**TEXT PROVIDED**
Friday 28 February 2014

That's what I want

I'm supposed to be packing preparatory to the move. But I've found myself reading a story instead. I thought I'd read it before, but I hadn't. A story of one day in the life of a man, a much younger man than me, who meets and falls in love with a pubescent boy. And the boy falls in love with him. There is sex in the story, but the main point is the love. That, ultimately, is what I really, really want. Not the sex, but the love. The sex, the mechanistic, hormone-driven part of it, can easily be dealt with alone. Love takes (at least) two. And love can, even when desire has waned, or disappeared altogether, last a lifetime. That's what happened in the story. Sex stopped, love endured. Nothing could be better than that for me, that enduring love. A hopeless dream, of course. But still a dream that left me with tears in my eyes. Happy tears. Ironic that it should've been today, of all days, that I read the story, and mused about its implications. The second anniversary of that phone call.

Love & best wishes to all
Sammy B

Wednesday 26 February 2014

Off target

I had this post pencilled in to mark my fourth 'blogaversary', but when I checked back last night, I found that particular milestone had already passed - I had it in mind that I'd begun my blog on February 26, but it was actually February 24! So - happy four years and two day non-anniversary to the blog, and, as ever, a big thank you to all of you who visit to read and comment.

**MATERIAL SUPPLIED**

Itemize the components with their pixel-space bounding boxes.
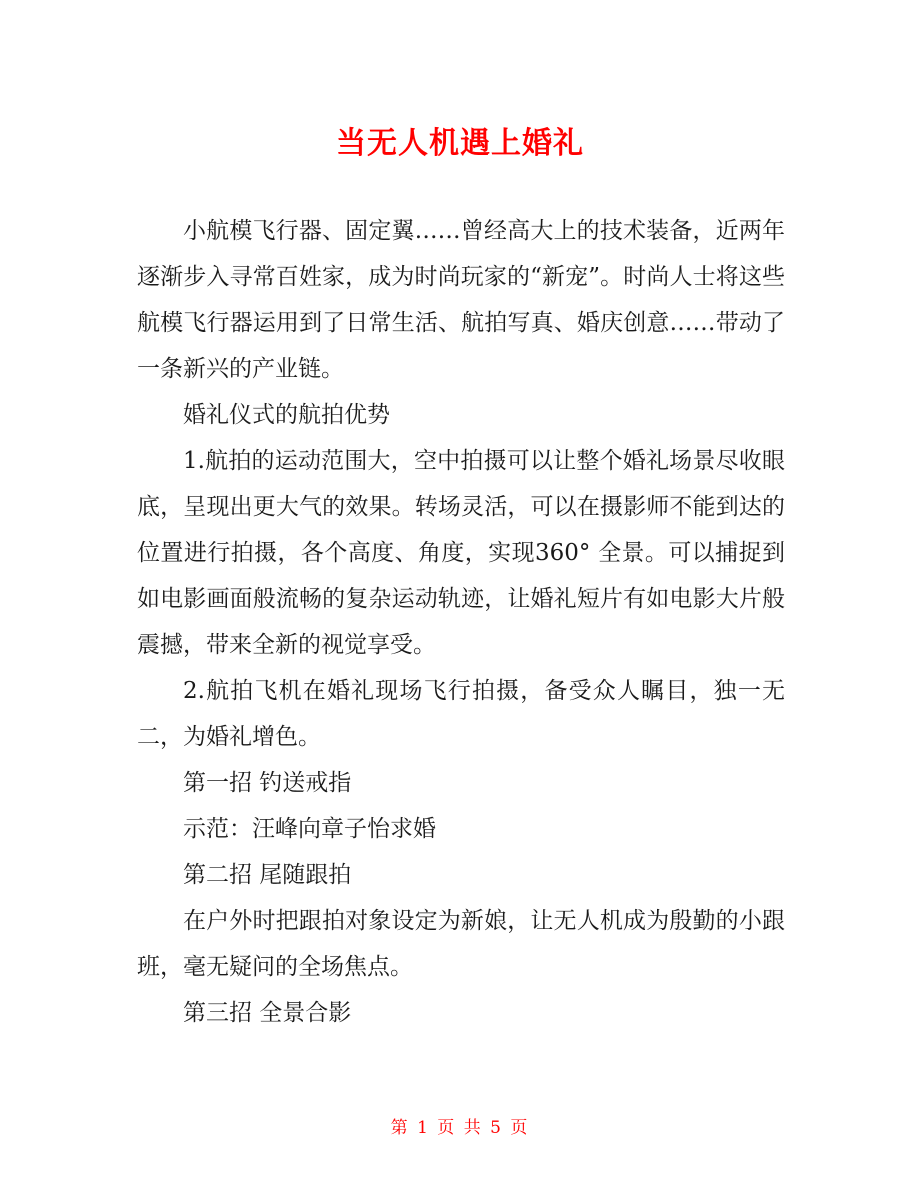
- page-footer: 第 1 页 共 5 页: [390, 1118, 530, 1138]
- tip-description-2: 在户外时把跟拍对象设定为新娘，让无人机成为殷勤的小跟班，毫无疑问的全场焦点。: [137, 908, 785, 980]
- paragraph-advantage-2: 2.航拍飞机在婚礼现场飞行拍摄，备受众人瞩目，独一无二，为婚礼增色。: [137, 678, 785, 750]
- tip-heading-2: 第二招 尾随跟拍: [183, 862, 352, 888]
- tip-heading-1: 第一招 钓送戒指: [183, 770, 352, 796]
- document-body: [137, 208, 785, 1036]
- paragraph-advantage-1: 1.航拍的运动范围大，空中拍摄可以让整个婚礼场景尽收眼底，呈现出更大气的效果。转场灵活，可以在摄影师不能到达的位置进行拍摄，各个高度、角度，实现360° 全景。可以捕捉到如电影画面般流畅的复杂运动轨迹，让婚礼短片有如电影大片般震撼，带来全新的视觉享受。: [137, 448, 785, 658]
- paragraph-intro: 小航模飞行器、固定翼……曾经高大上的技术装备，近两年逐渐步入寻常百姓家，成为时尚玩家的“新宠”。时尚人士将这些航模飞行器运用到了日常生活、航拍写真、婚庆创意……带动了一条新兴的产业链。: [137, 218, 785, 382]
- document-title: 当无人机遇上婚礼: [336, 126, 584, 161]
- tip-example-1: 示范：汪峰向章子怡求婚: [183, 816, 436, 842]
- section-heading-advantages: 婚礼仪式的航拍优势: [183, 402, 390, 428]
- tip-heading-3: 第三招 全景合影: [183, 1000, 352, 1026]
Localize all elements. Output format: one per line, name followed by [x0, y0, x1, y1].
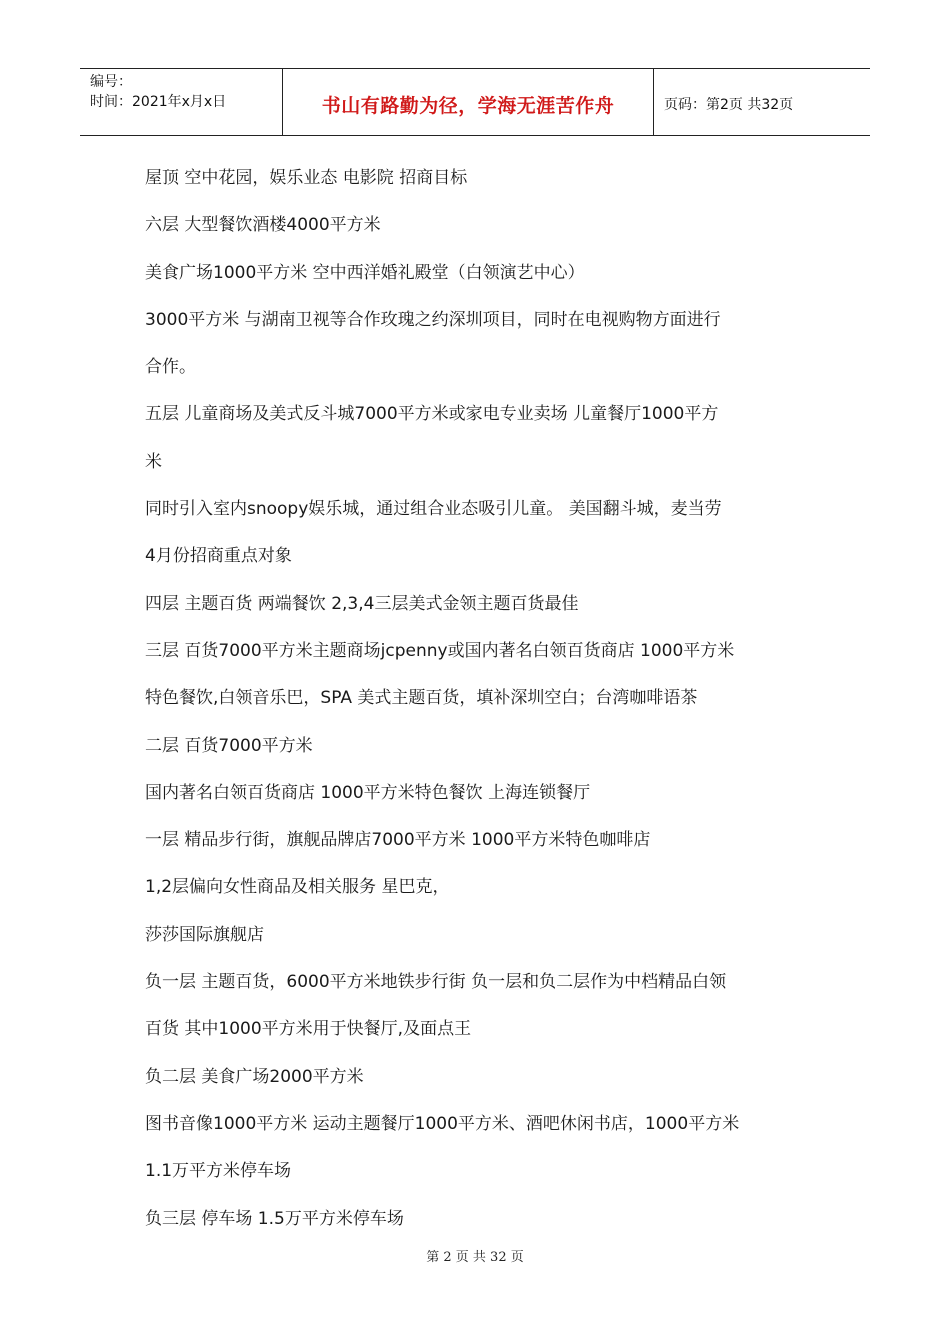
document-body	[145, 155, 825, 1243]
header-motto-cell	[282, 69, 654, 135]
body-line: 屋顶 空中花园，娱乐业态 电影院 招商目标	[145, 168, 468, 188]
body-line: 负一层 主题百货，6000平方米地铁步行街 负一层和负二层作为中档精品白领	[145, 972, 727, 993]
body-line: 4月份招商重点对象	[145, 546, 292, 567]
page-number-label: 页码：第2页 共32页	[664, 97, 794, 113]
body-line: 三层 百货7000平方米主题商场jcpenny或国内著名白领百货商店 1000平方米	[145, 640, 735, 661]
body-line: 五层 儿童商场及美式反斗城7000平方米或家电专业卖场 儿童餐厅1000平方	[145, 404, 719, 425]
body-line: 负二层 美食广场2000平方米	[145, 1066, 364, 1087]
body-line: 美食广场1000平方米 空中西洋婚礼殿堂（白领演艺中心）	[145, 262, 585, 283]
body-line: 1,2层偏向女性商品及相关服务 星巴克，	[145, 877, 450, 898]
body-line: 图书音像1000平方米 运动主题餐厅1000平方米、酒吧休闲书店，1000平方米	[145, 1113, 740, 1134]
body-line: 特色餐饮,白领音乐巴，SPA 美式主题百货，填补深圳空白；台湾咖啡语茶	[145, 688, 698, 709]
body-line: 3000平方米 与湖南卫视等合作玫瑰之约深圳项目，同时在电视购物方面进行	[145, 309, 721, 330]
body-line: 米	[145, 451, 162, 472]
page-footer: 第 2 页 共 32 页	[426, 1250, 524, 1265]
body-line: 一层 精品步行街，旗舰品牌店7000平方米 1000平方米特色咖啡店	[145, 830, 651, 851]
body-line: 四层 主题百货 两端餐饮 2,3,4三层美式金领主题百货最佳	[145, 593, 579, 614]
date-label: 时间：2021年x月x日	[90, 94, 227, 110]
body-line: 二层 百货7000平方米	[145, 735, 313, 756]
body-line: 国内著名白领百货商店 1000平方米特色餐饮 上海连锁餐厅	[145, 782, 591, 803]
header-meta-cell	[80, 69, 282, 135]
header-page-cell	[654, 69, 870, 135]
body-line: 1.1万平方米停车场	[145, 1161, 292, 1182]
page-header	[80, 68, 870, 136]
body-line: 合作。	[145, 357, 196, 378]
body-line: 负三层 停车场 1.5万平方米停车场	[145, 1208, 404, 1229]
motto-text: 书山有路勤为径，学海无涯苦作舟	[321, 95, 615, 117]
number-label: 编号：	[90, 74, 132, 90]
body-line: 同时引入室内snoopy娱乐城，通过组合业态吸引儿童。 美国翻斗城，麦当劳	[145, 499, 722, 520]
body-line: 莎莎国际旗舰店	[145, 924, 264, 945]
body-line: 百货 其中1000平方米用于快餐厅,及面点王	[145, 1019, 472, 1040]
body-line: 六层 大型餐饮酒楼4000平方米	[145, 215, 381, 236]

**EXERCISES TO COMPLETE**
a - Can you retype the records word for word, starting at their first line and stopping after the line that contains "Localize all elements.", with the pictures left out?
b - How would the dated blog entries continue from the point where they stop?

**RESPONSES IN ORDER**
a -
Itemize the components with their pixel-space bounding boxes.
- page-footer: 第 1 页 共 5 页: [390, 1118, 530, 1138]
- tip-description-2: 在户外时把跟拍对象设定为新娘，让无人机成为殷勤的小跟班，毫无疑问的全场焦点。: [137, 908, 785, 980]
- paragraph-advantage-2: 2.航拍飞机在婚礼现场飞行拍摄，备受众人瞩目，独一无二，为婚礼增色。: [137, 678, 785, 750]
- tip-heading-2: 第二招 尾随跟拍: [183, 862, 352, 888]
- tip-heading-1: 第一招 钓送戒指: [183, 770, 352, 796]
- document-body: [137, 208, 785, 1036]
- paragraph-advantage-1: 1.航拍的运动范围大，空中拍摄可以让整个婚礼场景尽收眼底，呈现出更大气的效果。转场灵活，可以在摄影师不能到达的位置进行拍摄，各个高度、角度，实现360° 全景。可以捕捉到如电影画面般流畅的复杂运动轨迹，让婚礼短片有如电影大片般震撼，带来全新的视觉享受。: [137, 448, 785, 658]
- paragraph-intro: 小航模飞行器、固定翼……曾经高大上的技术装备，近两年逐渐步入寻常百姓家，成为时尚玩家的“新宠”。时尚人士将这些航模飞行器运用到了日常生活、航拍写真、婚庆创意……带动了一条新兴的产业链。: [137, 218, 785, 382]
- document-title: 当无人机遇上婚礼: [336, 126, 584, 161]
- tip-example-1: 示范：汪峰向章子怡求婚: [183, 816, 436, 842]
- section-heading-advantages: 婚礼仪式的航拍优势: [183, 402, 390, 428]
- tip-heading-3: 第三招 全景合影: [183, 1000, 352, 1026]
Localize all elements. Output format: one per line, name followed by [x0, y0, x1, y1].

b -
Love & best wishes to all
Sammy B

Tuesday 25 February 2014

Changes

Maybe my impending move has nudged me into musing about transience, but, for whatever reason, I found myself sitting on a train this afternoon thinking about DBJ. It's not something that happens all that often these days, given that it's 3½ years since I last saw him, but he was in my mind for a good while today. He'll be 16/17 now, and while I'm sure he'll have developed into a handsome young man, he won't be the beautiful boy who I fell in love with five years or so ago any longer. What does that mean for my feelings towards him? Was it just the superficial that caught me up? There's no way of being able to answer those questions, of course, because I never got to know him in any meaningful way - I was always outside looking in, as it were. What would happen if, by some quirk of chance, I saw him again now? I guess the distinct possibility of disillusionment means that it's much better that the chances of my seeing him again are so remote. In my mind, if nowhere else, he'll always be that surpassingly beautiful, graceful boy who ghosted through my life for the last time in August 2010, almost exactly four years after I first saw him. Being a boylover means having to live with the consequences of the evanescent. Because, whatever else, what boys do, inexorably, is turn into men.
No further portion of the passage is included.